● **DO THIS**
Count the lines below that include the word "link" and write that number alone.

--- Begin ---

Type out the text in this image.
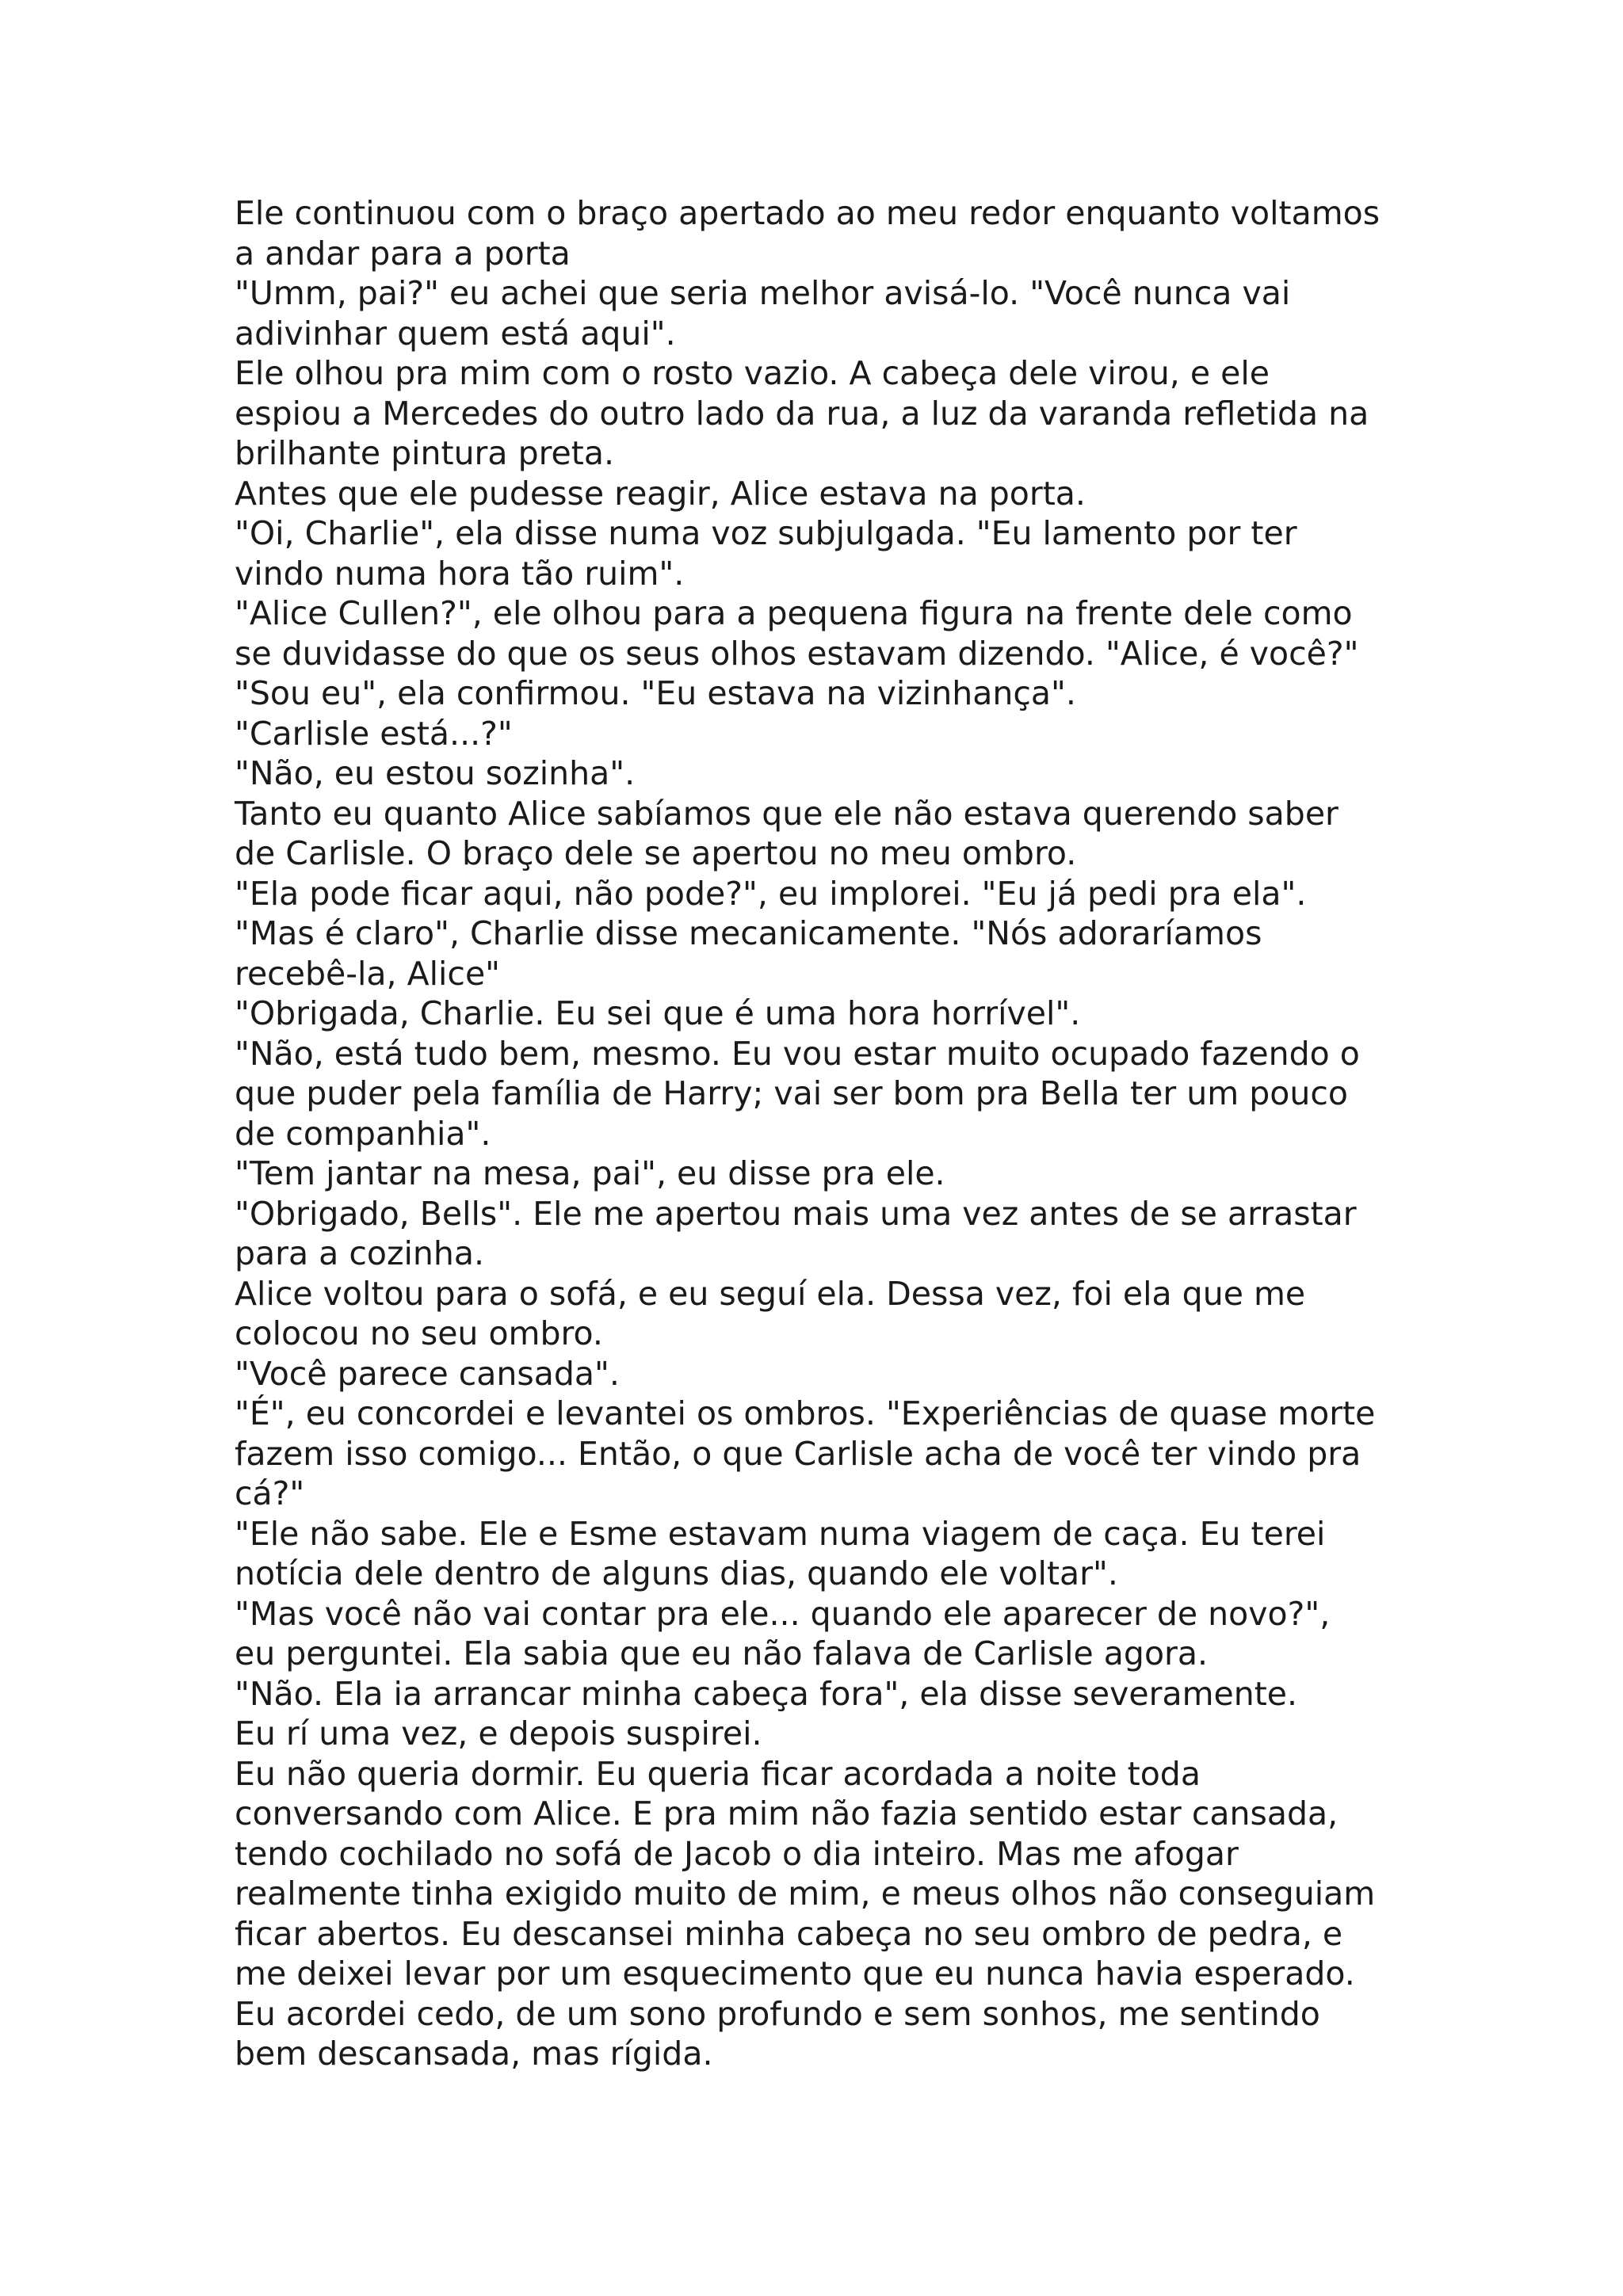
Ele continuou com o braço apertado ao meu redor enquanto voltamos
a andar para a porta
"Umm, pai?" eu achei que seria melhor avisá-lo. "Você nunca vai
adivinhar quem está aqui".
Ele olhou pra mim com o rosto vazio. A cabeça dele virou, e ele
espiou a Mercedes do outro lado da rua, a luz da varanda refletida na
brilhante pintura preta.
Antes que ele pudesse reagir, Alice estava na porta.
"Oi, Charlie", ela disse numa voz subjulgada. "Eu lamento por ter
vindo numa hora tão ruim".
"Alice Cullen?", ele olhou para a pequena figura na frente dele como
se duvidasse do que os seus olhos estavam dizendo. "Alice, é você?"
"Sou eu", ela confirmou. "Eu estava na vizinhança".
"Carlisle está...?"
"Não, eu estou sozinha".
Tanto eu quanto Alice sabíamos que ele não estava querendo saber
de Carlisle. O braço dele se apertou no meu ombro.
"Ela pode ficar aqui, não pode?", eu implorei. "Eu já pedi pra ela".
"Mas é claro", Charlie disse mecanicamente. "Nós adoraríamos
recebê-la, Alice"
"Obrigada, Charlie. Eu sei que é uma hora horrível".
"Não, está tudo bem, mesmo. Eu vou estar muito ocupado fazendo o
que puder pela família de Harry; vai ser bom pra Bella ter um pouco
de companhia".
"Tem jantar na mesa, pai", eu disse pra ele.
"Obrigado, Bells". Ele me apertou mais uma vez antes de se arrastar
para a cozinha.
Alice voltou para o sofá, e eu seguí ela. Dessa vez, foi ela que me
colocou no seu ombro.
"Você parece cansada".
"É", eu concordei e levantei os ombros. "Experiências de quase morte
fazem isso comigo... Então, o que Carlisle acha de você ter vindo pra
cá?"
"Ele não sabe. Ele e Esme estavam numa viagem de caça. Eu terei
notícia dele dentro de alguns dias, quando ele voltar".
"Mas você não vai contar pra ele... quando ele aparecer de novo?",
eu perguntei. Ela sabia que eu não falava de Carlisle agora.
"Não. Ela ia arrancar minha cabeça fora", ela disse severamente.
Eu rí uma vez, e depois suspirei.
Eu não queria dormir. Eu queria ficar acordada a noite toda
conversando com Alice. E pra mim não fazia sentido estar cansada,
tendo cochilado no sofá de Jacob o dia inteiro. Mas me afogar
realmente tinha exigido muito de mim, e meus olhos não conseguiam
ficar abertos. Eu descansei minha cabeça no seu ombro de pedra, e
me deixei levar por um esquecimento que eu nunca havia esperado.
Eu acordei cedo, de um sono profundo e sem sonhos, me sentindo
bem descansada, mas rígida.
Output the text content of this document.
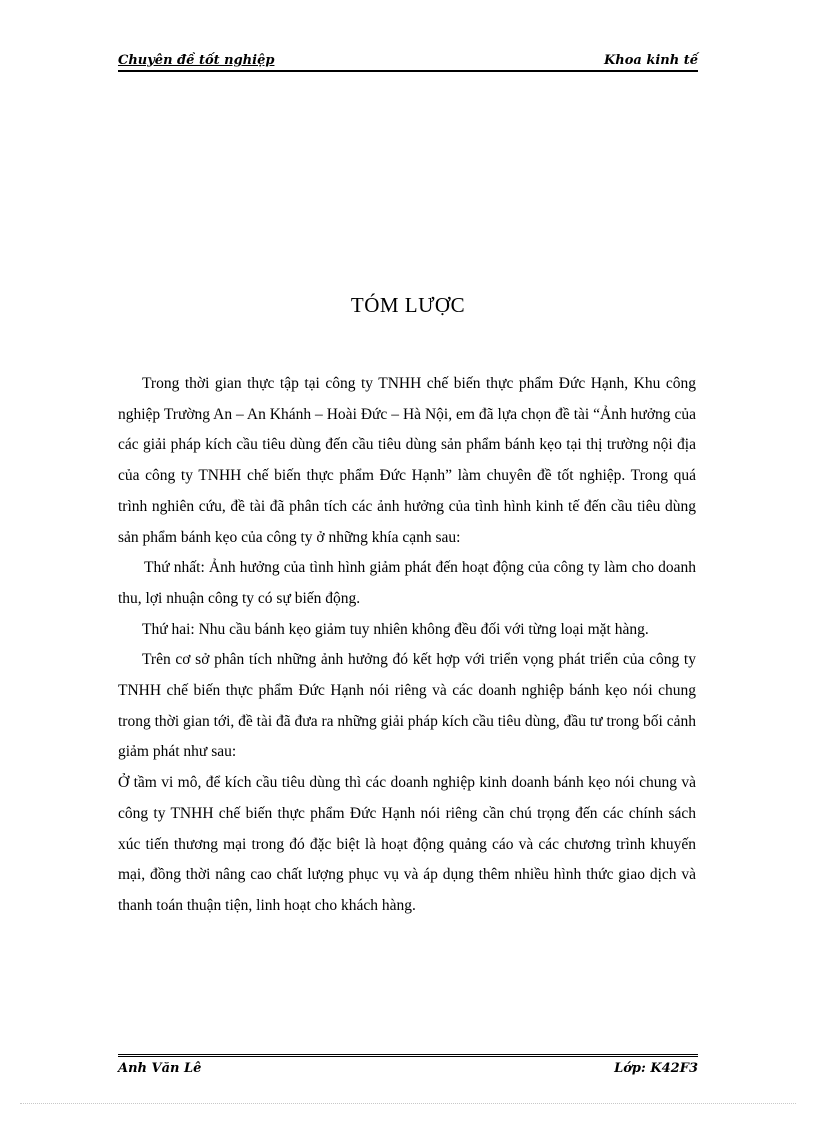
Chuyên đề tốt nghiệp	Khoa kinh tế
TÓM LƯỢC

Trong thời gian thực tập tại công ty TNHH chế biến thực phẩm Đức Hạnh, Khu công nghiệp Trường An – An Khánh – Hoài Đức – Hà Nội, em đã lựa chọn đề tài “Ảnh hưởng của các giải pháp kích cầu tiêu dùng đến cầu tiêu dùng sản phẩm bánh kẹo tại thị trường nội địa của công ty TNHH chế biến thực phẩm Đức Hạnh” làm chuyên đề tốt nghiệp. Trong quá trình nghiên cứu, đề tài đã phân tích các ảnh hưởng của tình hình kinh tế đến cầu tiêu dùng sản phẩm bánh kẹo của công ty ở những khía cạnh sau:

Thứ nhất: Ảnh hưởng của tình hình giảm phát đến hoạt động của công ty làm cho doanh thu, lợi nhuận công ty có sự biến động.

Thứ hai: Nhu cầu bánh kẹo giảm tuy nhiên không đều đối với từng loại mặt hàng.

Trên cơ sở phân tích những ảnh hưởng đó kết hợp với triển vọng phát triển của công ty TNHH chế biến thực phẩm Đức Hạnh nói riêng và các doanh nghiệp bánh kẹo nói chung trong thời gian tới, đề tài đã đưa ra những giải pháp kích cầu tiêu dùng, đầu tư trong bối cảnh giảm phát như sau:

Ở tầm vi mô, để kích cầu tiêu dùng thì các doanh nghiệp kinh doanh bánh kẹo nói chung và công ty TNHH chế biến thực phẩm Đức Hạnh nói riêng cần chú trọng đến các chính sách xúc tiến thương mại trong đó đặc biệt là hoạt động quảng cáo và các chương trình khuyến mại, đồng thời nâng cao chất lượng phục vụ và áp dụng thêm nhiều hình thức giao dịch và thanh toán thuận tiện, linh hoạt cho khách hàng.

Anh Văn Lê	Lớp: K42F3
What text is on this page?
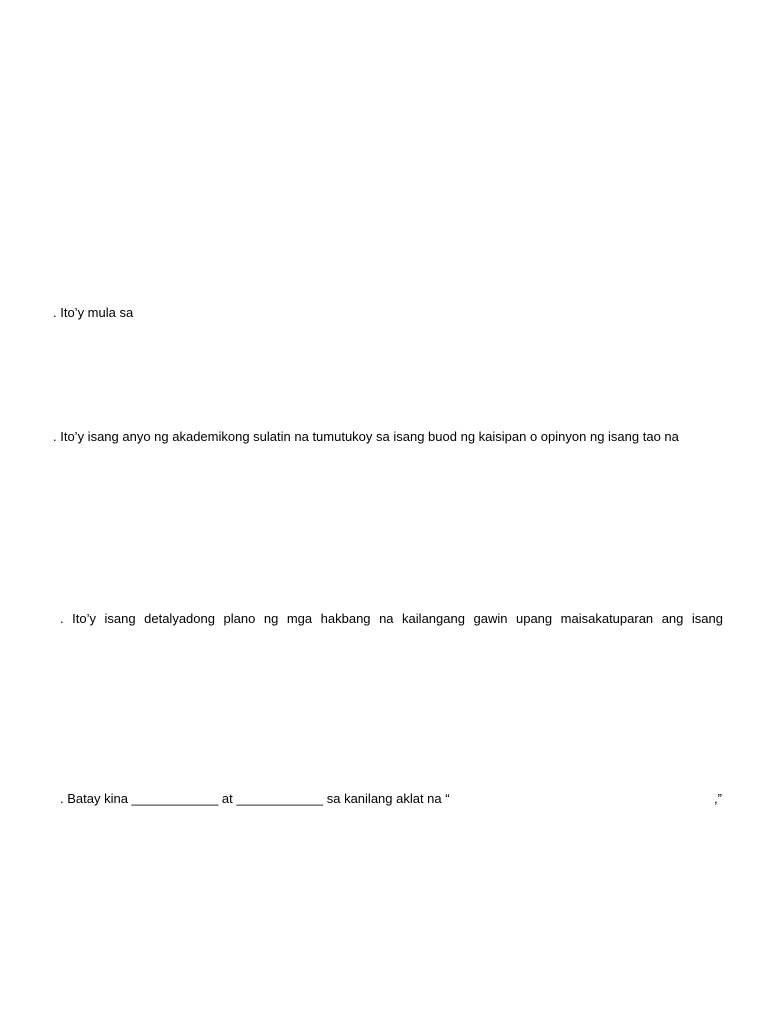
. Ito’y mula sa
. Ito’y isang anyo ng akademikong sulatin na tumutukoy sa isang buod ng kaisipan o opinyon ng isang tao na
. Ito’y isang detalyadong plano ng mga hakbang na kailangang gawin upang maisakatuparan ang isang
. Batay kina ____________ at ____________ sa kanilang aklat na “	,”
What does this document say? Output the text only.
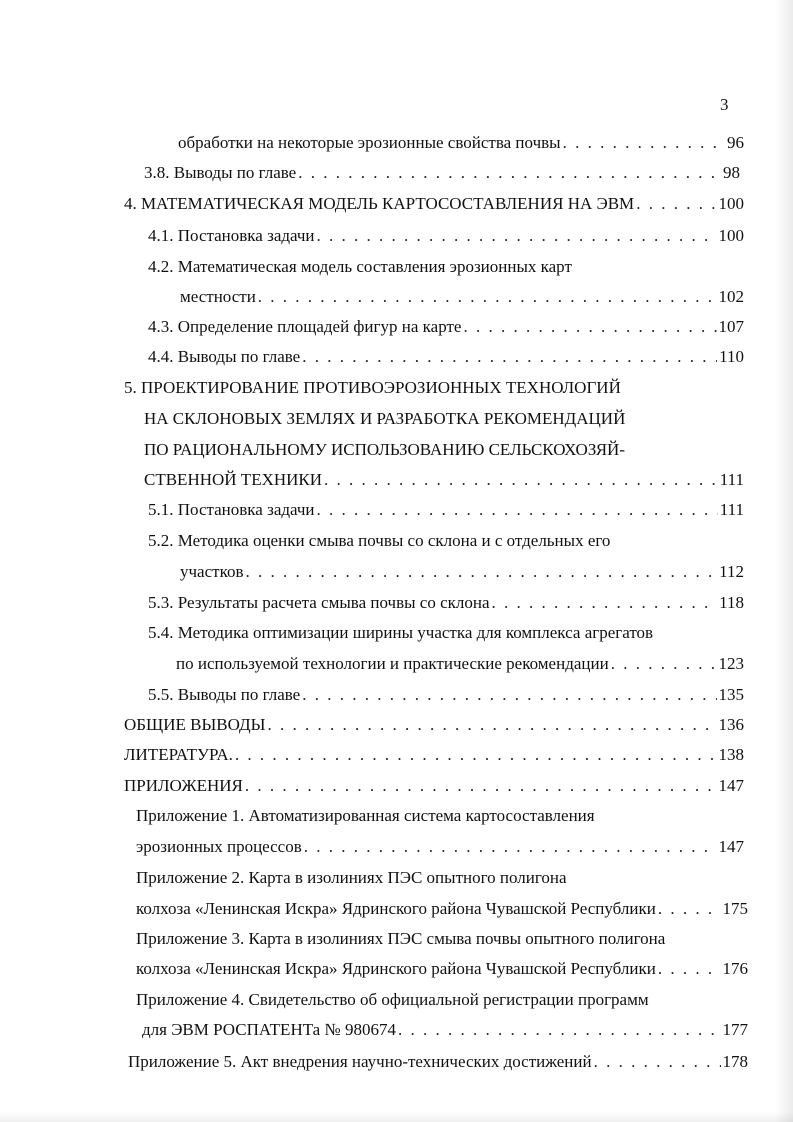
3
обработки на некоторые эрозионные свойства почвы . . .	96
3.8. Выводы по главе . . .	98
4. МАТЕМАТИЧЕСКАЯ МОДЕЛЬ КАРТОСОСТАВЛЕНИЯ НА ЭВМ . . .	100
4.1. Постановка задачи . . .	100
4.2. Математическая модель составления эрозионных карт
местности . . .	102
4.3. Определение площадей фигур на карте . . .	107
4.4. Выводы по главе . . .	110
5. ПРОЕКТИРОВАНИЕ ПРОТИВОЭРОЗИОННЫХ ТЕХНОЛОГИЙ
НА СКЛОНОВЫХ ЗЕМЛЯХ И РАЗРАБОТКА РЕКОМЕНДАЦИЙ
ПО РАЦИОНАЛЬНОМУ ИСПОЛЬЗОВАНИЮ СЕЛЬСКОХОЗЯЙ-
СТВЕННОЙ ТЕХНИКИ . . .	111
5.1. Постановка задачи . . .	111
5.2. Методика оценки смыва почвы со склона и с отдельных его
участков . . .	112
5.3. Результаты расчета смыва почвы со склона . . .	118
5.4. Методика оптимизации ширины участка для комплекса агрегатов
по используемой технологии и практические рекомендации . . .	123
5.5. Выводы по главе . . .	135
ОБЩИЕ ВЫВОДЫ . . .	136
ЛИТЕРАТУРА. . . .	138
ПРИЛОЖЕНИЯ . . .	147
Приложение 1. Автоматизированная система картосоставления
эрозионных процессов . . .	147
Приложение 2. Карта в изолиниях ПЭС опытного полигона
колхоза «Ленинская Искра» Ядринского района Чувашской Республики . . .	175
Приложение 3. Карта в изолиниях ПЭС смыва почвы опытного полигона
колхоза «Ленинская Искра» Ядринского района Чувашской Республики . . .	176
Приложение 4. Свидетельство об официальной регистрации программ
для ЭВМ РОСПАТЕНТа № 980674 . . .	177
Приложение 5. Акт внедрения научно-технических достижений . . .	178
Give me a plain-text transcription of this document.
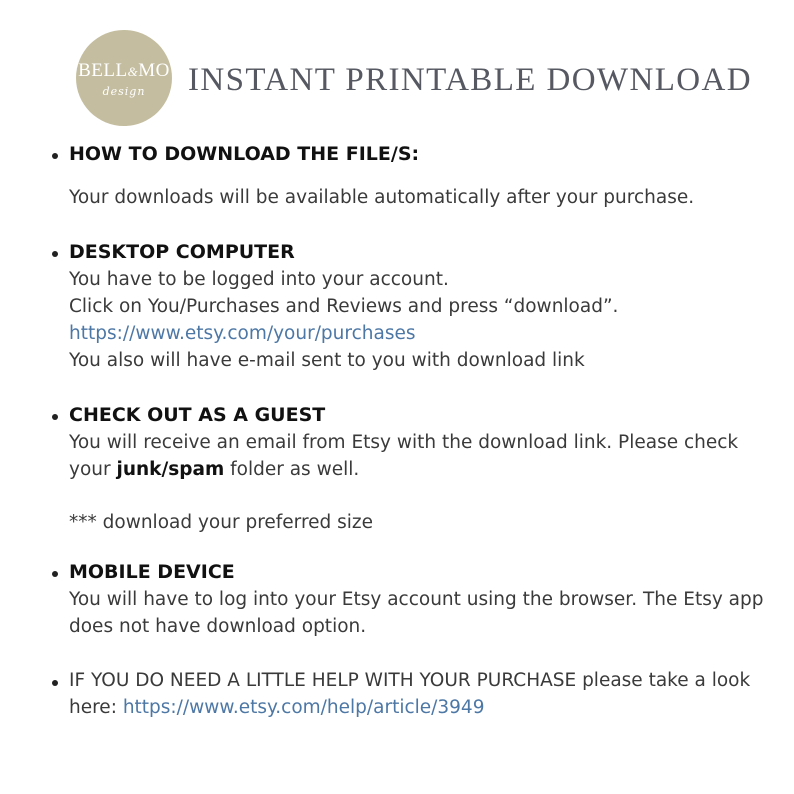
BELL&MO
design	INSTANT PRINTABLE DOWNLOAD
HOW TO DOWNLOAD THE FILE/S:
Your downloads will be available automatically after your purchase.
DESKTOP COMPUTER
You have to be logged into your account.
Click on You/Purchases and Reviews and press “download”.
https://www.etsy.com/your/purchases
You also will have e-mail sent to you with download link
CHECK OUT AS A GUEST
You will receive an email from Etsy with the download link. Please check
your junk/spam folder as well.
*** download your preferred size
MOBILE DEVICE
You will have to log into your Etsy account using the browser. The Etsy app
does not have download option.
IF YOU DO NEED A LITTLE HELP WITH YOUR PURCHASE please take a look
here: https://www.etsy.com/help/article/3949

--- End ---

● **SOLVED PROBLEM**
2